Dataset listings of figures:
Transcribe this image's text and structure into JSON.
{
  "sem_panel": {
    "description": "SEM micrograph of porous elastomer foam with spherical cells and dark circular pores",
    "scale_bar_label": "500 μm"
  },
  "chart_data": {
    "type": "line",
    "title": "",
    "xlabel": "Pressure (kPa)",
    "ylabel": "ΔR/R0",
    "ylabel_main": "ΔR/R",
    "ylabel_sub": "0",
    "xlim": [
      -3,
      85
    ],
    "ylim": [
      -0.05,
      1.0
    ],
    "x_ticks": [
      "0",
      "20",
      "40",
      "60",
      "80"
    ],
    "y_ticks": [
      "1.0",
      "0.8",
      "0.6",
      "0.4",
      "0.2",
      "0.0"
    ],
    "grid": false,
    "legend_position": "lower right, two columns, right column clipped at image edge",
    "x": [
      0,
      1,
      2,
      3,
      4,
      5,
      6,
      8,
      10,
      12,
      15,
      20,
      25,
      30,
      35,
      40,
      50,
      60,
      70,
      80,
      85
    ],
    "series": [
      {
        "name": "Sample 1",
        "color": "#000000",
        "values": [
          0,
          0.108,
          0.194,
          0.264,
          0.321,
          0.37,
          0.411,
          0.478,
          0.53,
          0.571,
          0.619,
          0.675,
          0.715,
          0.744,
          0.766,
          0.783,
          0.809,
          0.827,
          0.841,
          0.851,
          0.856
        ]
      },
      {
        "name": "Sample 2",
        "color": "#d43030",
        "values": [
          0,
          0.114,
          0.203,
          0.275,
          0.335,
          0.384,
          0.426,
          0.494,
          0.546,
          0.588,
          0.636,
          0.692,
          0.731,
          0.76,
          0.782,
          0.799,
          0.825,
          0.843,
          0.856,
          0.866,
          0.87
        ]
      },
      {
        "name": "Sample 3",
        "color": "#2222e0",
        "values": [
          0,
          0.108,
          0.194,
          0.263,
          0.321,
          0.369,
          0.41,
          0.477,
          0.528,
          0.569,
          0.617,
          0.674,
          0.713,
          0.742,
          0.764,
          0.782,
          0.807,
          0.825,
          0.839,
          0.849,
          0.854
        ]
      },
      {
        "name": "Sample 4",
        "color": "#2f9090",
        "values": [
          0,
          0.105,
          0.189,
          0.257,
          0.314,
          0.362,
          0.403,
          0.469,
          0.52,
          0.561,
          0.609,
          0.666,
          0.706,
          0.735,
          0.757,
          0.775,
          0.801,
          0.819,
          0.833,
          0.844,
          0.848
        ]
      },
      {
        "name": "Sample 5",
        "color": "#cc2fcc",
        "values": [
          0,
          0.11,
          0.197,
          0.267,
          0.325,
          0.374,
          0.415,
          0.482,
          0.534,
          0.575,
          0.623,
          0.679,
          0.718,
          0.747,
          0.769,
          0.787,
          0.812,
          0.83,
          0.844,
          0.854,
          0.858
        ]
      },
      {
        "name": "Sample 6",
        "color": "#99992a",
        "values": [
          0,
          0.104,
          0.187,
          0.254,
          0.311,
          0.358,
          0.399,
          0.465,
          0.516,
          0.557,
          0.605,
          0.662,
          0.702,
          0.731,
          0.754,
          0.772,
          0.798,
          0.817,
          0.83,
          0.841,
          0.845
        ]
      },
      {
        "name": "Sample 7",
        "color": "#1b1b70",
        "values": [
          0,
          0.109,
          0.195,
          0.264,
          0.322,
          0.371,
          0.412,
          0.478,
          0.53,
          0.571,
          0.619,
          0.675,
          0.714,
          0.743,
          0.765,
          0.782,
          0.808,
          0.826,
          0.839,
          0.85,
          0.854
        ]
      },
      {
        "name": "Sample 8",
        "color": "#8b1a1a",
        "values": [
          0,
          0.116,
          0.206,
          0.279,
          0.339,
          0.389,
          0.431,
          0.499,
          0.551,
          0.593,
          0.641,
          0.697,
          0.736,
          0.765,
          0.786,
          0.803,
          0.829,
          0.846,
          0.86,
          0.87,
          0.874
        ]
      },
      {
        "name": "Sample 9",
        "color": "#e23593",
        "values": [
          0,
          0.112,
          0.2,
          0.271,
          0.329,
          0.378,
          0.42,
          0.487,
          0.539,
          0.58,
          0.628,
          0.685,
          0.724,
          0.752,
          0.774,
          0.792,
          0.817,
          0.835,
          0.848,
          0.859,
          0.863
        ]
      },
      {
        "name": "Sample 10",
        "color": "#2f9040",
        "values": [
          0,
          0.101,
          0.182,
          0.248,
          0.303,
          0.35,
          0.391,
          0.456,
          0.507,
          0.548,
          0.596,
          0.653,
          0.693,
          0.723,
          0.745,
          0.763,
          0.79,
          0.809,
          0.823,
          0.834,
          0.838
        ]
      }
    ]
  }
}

> **What this task involves**: Every entry must come back exactly as written above.

> **Answer space**:
Transcribe this image's text and structure into JSON.
{
  "sem_panel": {
    "description": "SEM micrograph of porous elastomer foam with spherical cells and dark circular pores",
    "scale_bar_label": "500 μm"
  },
  "chart_data": {
    "type": "line",
    "title": "",
    "xlabel": "Pressure (kPa)",
    "ylabel": "ΔR/R0",
    "ylabel_main": "ΔR/R",
    "ylabel_sub": "0",
    "xlim": [
      -3,
      85
    ],
    "ylim": [
      -0.05,
      1.0
    ],
    "x_ticks": [
      "0",
      "20",
      "40",
      "60",
      "80"
    ],
    "y_ticks": [
      "1.0",
      "0.8",
      "0.6",
      "0.4",
      "0.2",
      "0.0"
    ],
    "grid": false,
    "legend_position": "lower right, two columns, right column clipped at image edge",
    "x": [
      0,
      1,
      2,
      3,
      4,
      5,
      6,
      8,
      10,
      12,
      15,
      20,
      25,
      30,
      35,
      40,
      50,
      60,
      70,
      80,
      85
    ],
    "series": [
      {
        "name": "Sample 1",
        "color": "#000000",
        "values": [
          0,
          0.108,
          0.194,
          0.264,
          0.321,
          0.37,
          0.411,
          0.478,
          0.53,
          0.571,
          0.619,
          0.675,
          0.715,
          0.744,
          0.766,
          0.783,
          0.809,
          0.827,
          0.841,
          0.851,
          0.856
        ]
      },
      {
        "name": "Sample 2",
        "color": "#d43030",
        "values": [
          0,
          0.114,
          0.203,
          0.275,
          0.335,
          0.384,
          0.426,
          0.494,
          0.546,
          0.588,
          0.636,
          0.692,
          0.731,
          0.76,
          0.782,
          0.799,
          0.825,
          0.843,
          0.856,
          0.866,
          0.87
        ]
      },
      {
        "name": "Sample 3",
        "color": "#2222e0",
        "values": [
          0,
          0.108,
          0.194,
          0.263,
          0.321,
          0.369,
          0.41,
          0.477,
          0.528,
          0.569,
          0.617,
          0.674,
          0.713,
          0.742,
          0.764,
          0.782,
          0.807,
          0.825,
          0.839,
          0.849,
          0.854
        ]
      },
      {
        "name": "Sample 4",
        "color": "#2f9090",
        "values": [
          0,
          0.105,
          0.189,
          0.257,
          0.314,
          0.362,
          0.403,
          0.469,
          0.52,
          0.561,
          0.609,
          0.666,
          0.706,
          0.735,
          0.757,
          0.775,
          0.801,
          0.819,
          0.833,
          0.844,
          0.848
        ]
      },
      {
        "name": "Sample 5",
        "color": "#cc2fcc",
        "values": [
          0,
          0.11,
          0.197,
          0.267,
          0.325,
          0.374,
          0.415,
          0.482,
          0.534,
          0.575,
          0.623,
          0.679,
          0.718,
          0.747,
          0.769,
          0.787,
          0.812,
          0.83,
          0.844,
          0.854,
          0.858
        ]
      },
      {
        "name": "Sample 6",
        "color": "#99992a",
        "values": [
          0,
          0.104,
          0.187,
          0.254,
          0.311,
          0.358,
          0.399,
          0.465,
          0.516,
          0.557,
          0.605,
          0.662,
          0.702,
          0.731,
          0.754,
          0.772,
          0.798,
          0.817,
          0.83,
          0.841,
          0.845
        ]
      },
      {
        "name": "Sample 7",
        "color": "#1b1b70",
        "values": [
          0,
          0.109,
          0.195,
          0.264,
          0.322,
          0.371,
          0.412,
          0.478,
          0.53,
          0.571,
          0.619,
          0.675,
          0.714,
          0.743,
          0.765,
          0.782,
          0.808,
          0.826,
          0.839,
          0.85,
          0.854
        ]
      },
      {
        "name": "Sample 8",
        "color": "#8b1a1a",
        "values": [
          0,
          0.116,
          0.206,
          0.279,
          0.339,
          0.389,
          0.431,
          0.499,
          0.551,
          0.593,
          0.641,
          0.697,
          0.736,
          0.765,
          0.786,
          0.803,
          0.829,
          0.846,
          0.86,
          0.87,
          0.874
        ]
      },
      {
        "name": "Sample 9",
        "color": "#e23593",
        "values": [
          0,
          0.112,
          0.2,
          0.271,
          0.329,
          0.378,
          0.42,
          0.487,
          0.539,
          0.58,
          0.628,
          0.685,
          0.724,
          0.752,
          0.774,
          0.792,
          0.817,
          0.835,
          0.848,
          0.859,
          0.863
        ]
      },
      {
        "name": "Sample 10",
        "color": "#2f9040",
        "values": [
          0,
          0.101,
          0.182,
          0.248,
          0.303,
          0.35,
          0.391,
          0.456,
          0.507,
          0.548,
          0.596,
          0.653,
          0.693,
          0.723,
          0.745,
          0.763,
          0.79,
          0.809,
          0.823,
          0.834,
          0.838
        ]
      }
    ]
  }
}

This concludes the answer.